- What the task requires
Which lines contain the word "text"? Return each of them as written.

::::

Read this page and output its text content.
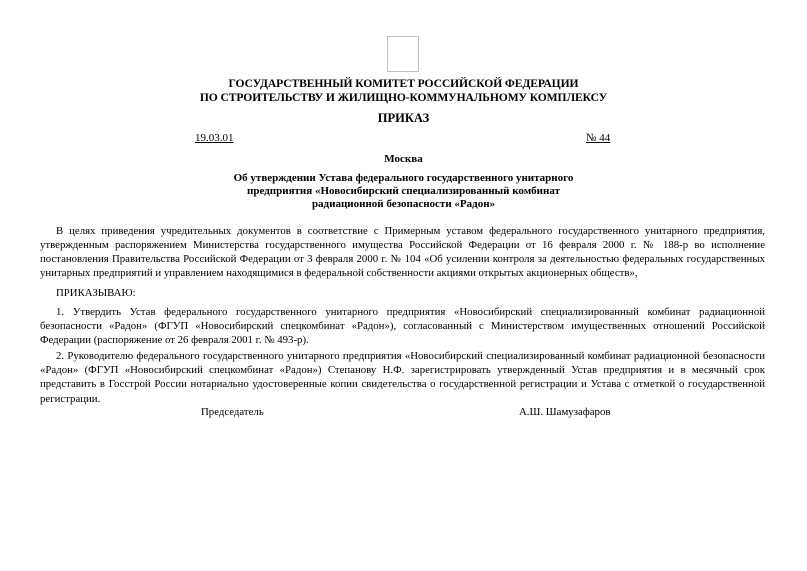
ГОСУДАРСТВЕННЫЙ КОМИТЕТ РОССИЙСКОЙ ФЕДЕРАЦИИ
ПО СТРОИТЕЛЬСТВУ И ЖИЛИЩНО-КОММУНАЛЬНОМУ КОМПЛЕКСУ
ПРИКАЗ
19.03.01	№ 44
Москва
Об утверждении Устава федерального государственного унитарного
предприятия «Новосибирский специализированный комбинат
радиационной безопасности «Радон»

В целях приведения учредительных документов в соответствие с Примерным уставом федерального государственного унитарного предприятия, утвержденным распоряжением Министерства государственного имущества Российской Федерации от 16 февраля 2000 г. № 188-р во исполнение постановления Правительства Российской Федерации от 3 февраля 2000 г. № 104 «Об усилении контроля за деятельностью федеральных государственных унитарных предприятий и управлением находящимися в федеральной собственности акциями открытых акционерных обществ»,

ПРИКАЗЫВАЮ:

1. Утвердить Устав федерального государственного унитарного предприятия «Новосибирский специализированный комбинат радиационной безопасности «Радон» (ФГУП «Новосибирский спецкомбинат «Радон»), согласованный с Министерством имущественных отношений Российской Федерации (распоряжение от 26 февраля 2001 г. № 493-р).

2. Руководителю федерального государственного унитарного предприятия «Новосибирский специализированный комбинат радиационной безопасности «Радон» (ФГУП «Новосибирский спецкомбинат «Радон») Степанову Н.Ф. зарегистрировать утвержденный Устав предприятия и в месячный срок представить в Госстрой России нотариально удостоверенные копии свидетельства о государственной регистрации и Устава с отметкой о государственной регистрации.

Председатель	А.Ш. Шамузафаров
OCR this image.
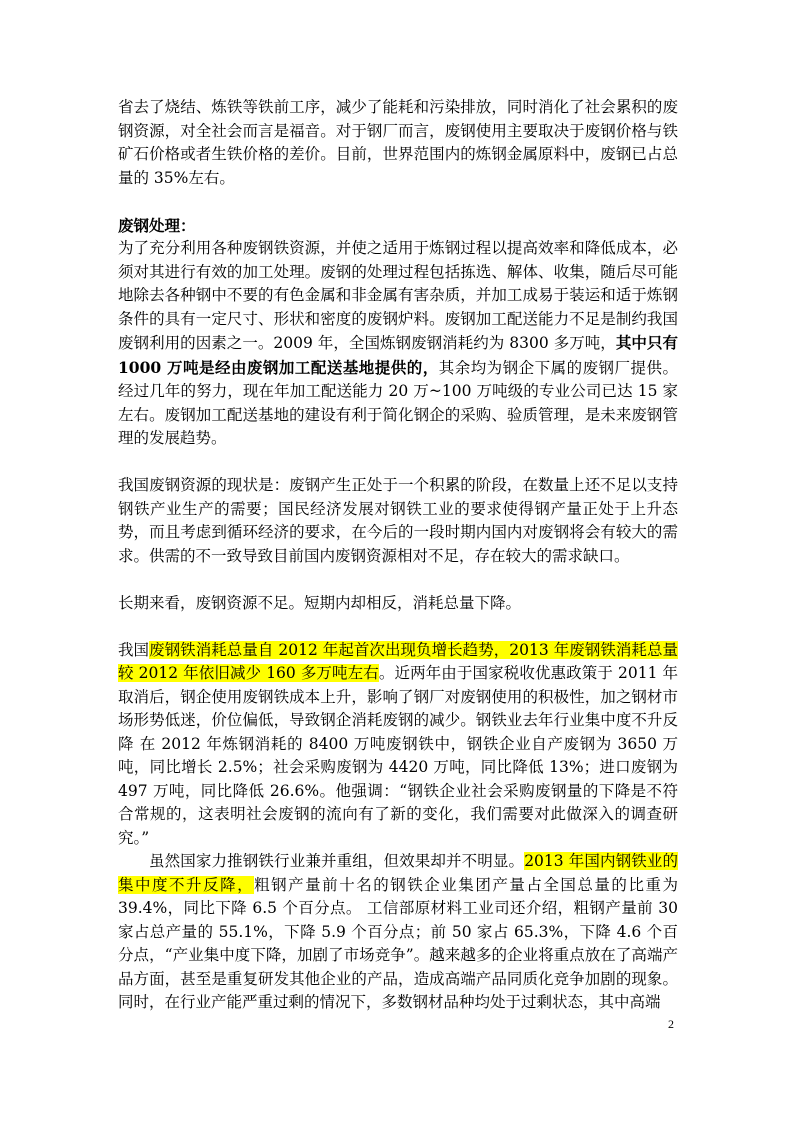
省去了烧结、炼铁等铁前工序，减少了能耗和污染排放，同时消化了社会累积的废钢资源，对全社会而言是福音。对于钢厂而言，废钢使用主要取决于废钢价格与铁矿石价格或者生铁价格的差价。目前，世界范围内的炼钢金属原料中，废钢已占总量的 35%左右。

废钢处理：

为了充分利用各种废钢铁资源，并使之适用于炼钢过程以提高效率和降低成本，必须对其进行有效的加工处理。废钢的处理过程包括拣选、解体、收集，随后尽可能地除去各种钢中不要的有色金属和非金属有害杂质，并加工成易于装运和适于炼钢条件的具有一定尺寸、形状和密度的废钢炉料。废钢加工配送能力不足是制约我国废钢利用的因素之一。2009 年，全国炼钢废钢消耗约为 8300 多万吨，其中只有 1000 万吨是经由废钢加工配送基地提供的，其余均为钢企下属的废钢厂提供。经过几年的努力，现在年加工配送能力 20 万~100 万吨级的专业公司已达 15 家左右。废钢加工配送基地的建设有利于简化钢企的采购、验质管理，是未来废钢管理的发展趋势。

我国废钢资源的现状是：废钢产生正处于一个积累的阶段，在数量上还不足以支持钢铁产业生产的需要；国民经济发展对钢铁工业的要求使得钢产量正处于上升态势，而且考虑到循环经济的要求，在今后的一段时期内国内对废钢将会有较大的需求。供需的不一致导致目前国内废钢资源相对不足，存在较大的需求缺口。

长期来看，废钢资源不足。短期内却相反，消耗总量下降。

我国废钢铁消耗总量自 2012 年起首次出现负增长趋势，2013 年废钢铁消耗总量较 2012 年依旧减少 160 多万吨左右。近两年由于国家税收优惠政策于 2011 年取消后，钢企使用废钢铁成本上升，影响了钢厂对废钢使用的积极性，加之钢材市场形势低迷，价位偏低，导致钢企消耗废钢的减少。钢铁业去年行业集中度不升反降 在 2012 年炼钢消耗的 8400 万吨废钢铁中，钢铁企业自产废钢为 3650 万吨，同比增长 2.5%；社会采购废钢为 4420 万吨，同比降低 13%；进口废钢为 497 万吨，同比降低 26.6%。他强调：“钢铁企业社会采购废钢量的下降是不符合常规的，这表明社会废钢的流向有了新的变化，我们需要对此做深入的调查研究。”

虽然国家力推钢铁行业兼并重组，但效果却并不明显。2013 年国内钢铁业的集中度不升反降，粗钢产量前十名的钢铁企业集团产量占全国总量的比重为 39.4%，同比下降 6.5 个百分点。 工信部原材料工业司还介绍，粗钢产量前 30 家占总产量的 55.1%，下降 5.9 个百分点；前 50 家占 65.3%，下降 4.6 个百分点，“产业集中度下降，加剧了市场竞争”。越来越多的企业将重点放在了高端产品方面，甚至是重复研发其他企业的产品，造成高端产品同质化竞争加剧的现象。同时，在行业产能严重过剩的情况下，多数钢材品种均处于过剩状态，其中高端

2
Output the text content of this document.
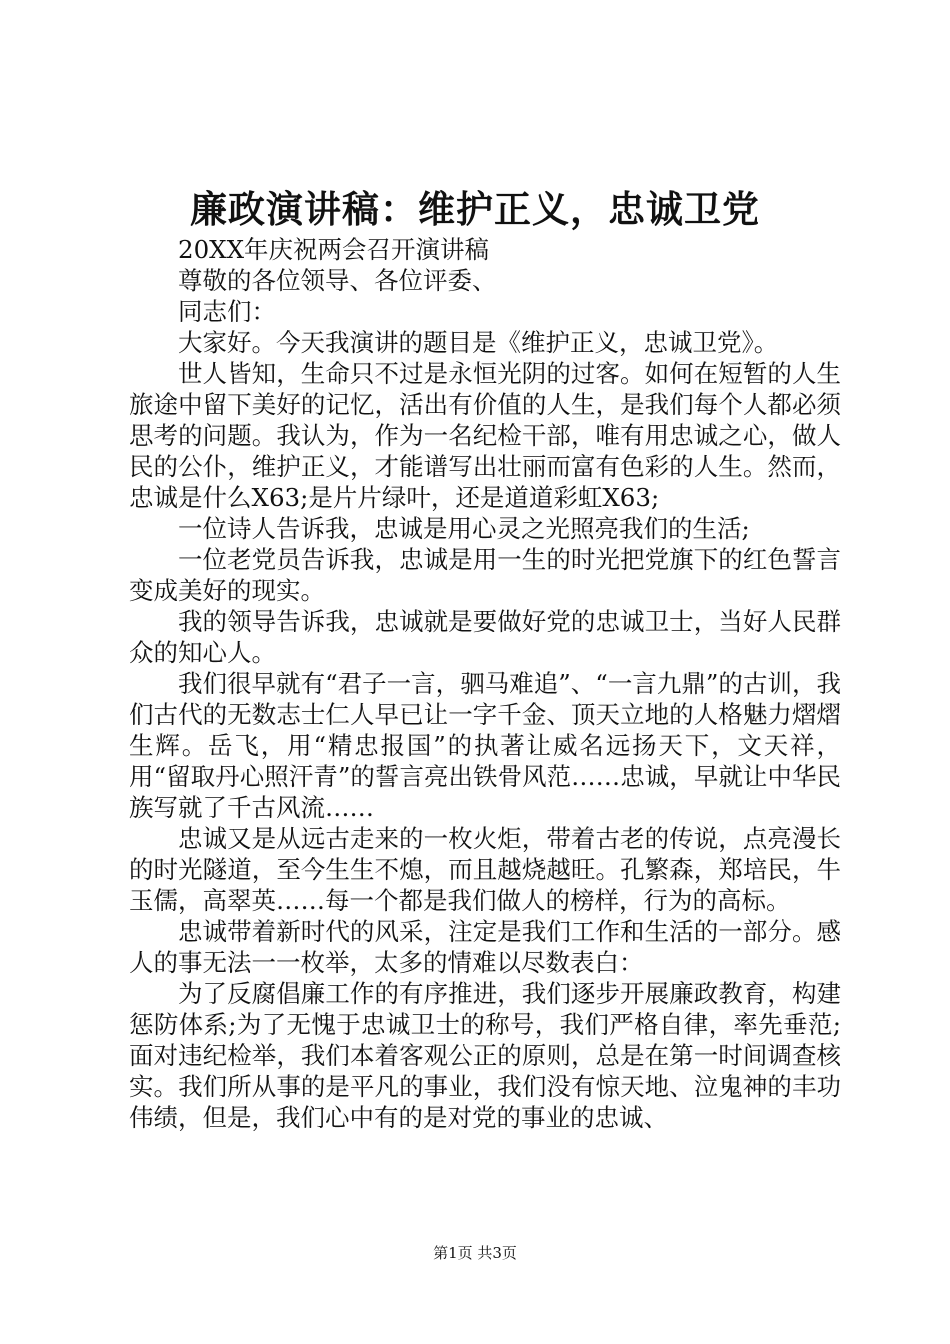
廉政演讲稿：维护正义，忠诚卫党

20XX年庆祝两会召开演讲稿

尊敬的各位领导、各位评委、

同志们：

大家好。今天我演讲的题目是《维护正义，忠诚卫党》。

世人皆知，生命只不过是永恒光阴的过客。如何在短暂的人生旅途中留下美好的记忆，活出有价值的人生，是我们每个人都必须思考的问题。我认为，作为一名纪检干部，唯有用忠诚之心，做人民的公仆，维护正义，才能谱写出壮丽而富有色彩的人生。然而，忠诚是什么X63;是片片绿叶，还是道道彩虹X63;

一位诗人告诉我，忠诚是用心灵之光照亮我们的生活;

一位老党员告诉我，忠诚是用一生的时光把党旗下的红色誓言变成美好的现实。

我的领导告诉我，忠诚就是要做好党的忠诚卫士，当好人民群众的知心人。

我们很早就有“君子一言，驷马难追”、“一言九鼎”的古训，我们古代的无数志士仁人早已让一字千金、顶天立地的人格魅力熠熠生辉。岳飞，用“精忠报国”的执著让威名远扬天下，文天祥，用“留取丹心照汗青”的誓言亮出铁骨风范……忠诚，早就让中华民族写就了千古风流……

忠诚又是从远古走来的一枚火炬，带着古老的传说，点亮漫长的时光隧道，至今生生不熄，而且越烧越旺。孔繁森，郑培民，牛玉儒，高翠英……每一个都是我们做人的榜样，行为的高标。

忠诚带着新时代的风采，注定是我们工作和生活的一部分。感人的事无法一一枚举，太多的情难以尽数表白：

为了反腐倡廉工作的有序推进，我们逐步开展廉政教育，构建惩防体系;为了无愧于忠诚卫士的称号，我们严格自律，率先垂范;面对违纪检举，我们本着客观公正的原则，总是在第一时间调查核实。我们所从事的是平凡的事业，我们没有惊天地、泣鬼神的丰功伟绩，但是，我们心中有的是对党的事业的忠诚、

第1页 共3页
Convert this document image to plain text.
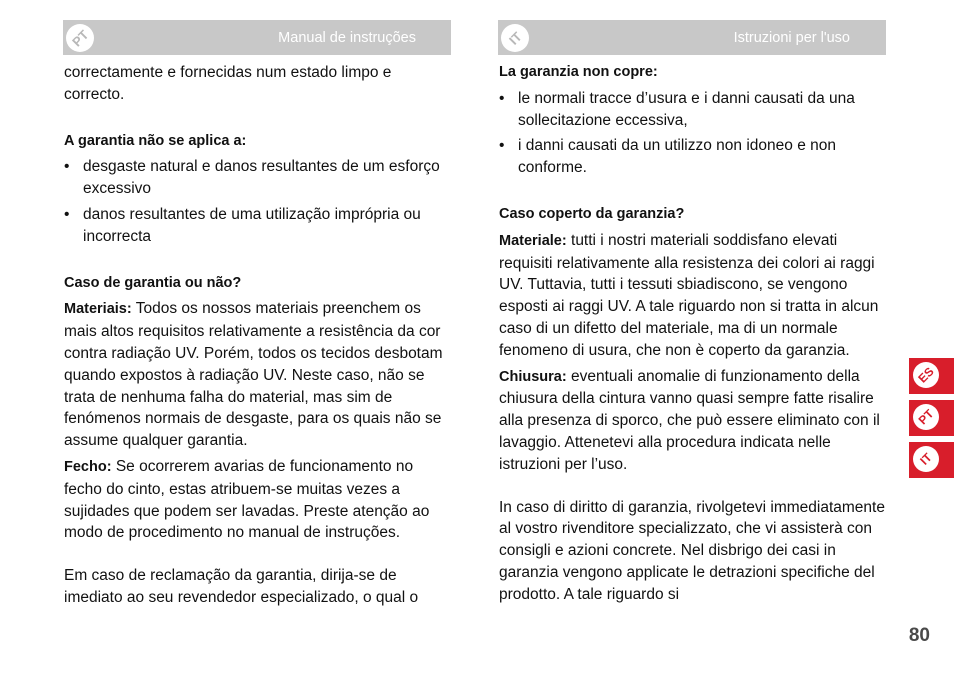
PT	Manual de instruções	IT	Istruzioni per l'uso

correctamente e fornecidas num estado limpo e correcto.

A garantia não se aplica a:

• desgaste natural e danos resultantes de um esforço excessivo
• danos resultantes de uma utilização imprópria ou incorrecta

Caso de garantia ou não?

Materiais: Todos os nossos materiais preenchem os mais altos requisitos relativamente a resistência da cor contra radiação UV. Porém, todos os tecidos desbotam quando expostos à radiação UV. Neste caso, não se trata de nenhuma falha do material, mas sim de fenómenos normais de desgaste, para os quais não se assume qualquer garantia.

Fecho: Se ocorrerem avarias de funcionamento no fecho do cinto, estas atribuem-se muitas vezes a sujidades que podem ser lavadas. Preste atenção ao modo de procedimento no manual de instruções.

Em caso de reclamação da garantia, dirija-se de imediato ao seu revendedor especializado, o qual o

La garanzia non copre:

• le normali tracce d’usura e i danni causati da una sollecitazione eccessiva,
• i danni causati da un utilizzo non idoneo e non conforme.

Caso coperto da garanzia?

Materiale: tutti i nostri materiali soddisfano elevati requisiti relativamente alla resistenza dei colori ai raggi UV. Tuttavia, tutti i tessuti sbiadiscono, se vengono esposti ai raggi UV. A tale riguardo non si tratta in alcun caso di un difetto del materiale, ma di un normale fenomeno di usura, che non è coperto da garanzia.

Chiusura: eventuali anomalie di funzionamento della chiusura della cintura vanno quasi sempre fatte risalire alla presenza di sporco, che può essere eliminato con il lavaggio. Attenetevi alla procedura indicata nelle istruzioni per l’uso.

In caso di diritto di garanzia, rivolgetevi immediatamente al vostro rivenditore specializzato, che vi assisterà con consigli e azioni concrete. Nel disbrigo dei casi in garanzia vengono applicate le detrazioni specifiche del prodotto. A tale riguardo si

ES
PT
IT
80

::::

- Right answer
Read this page and output its text content.
Output the text content of this document.
Convert this document image to plain text.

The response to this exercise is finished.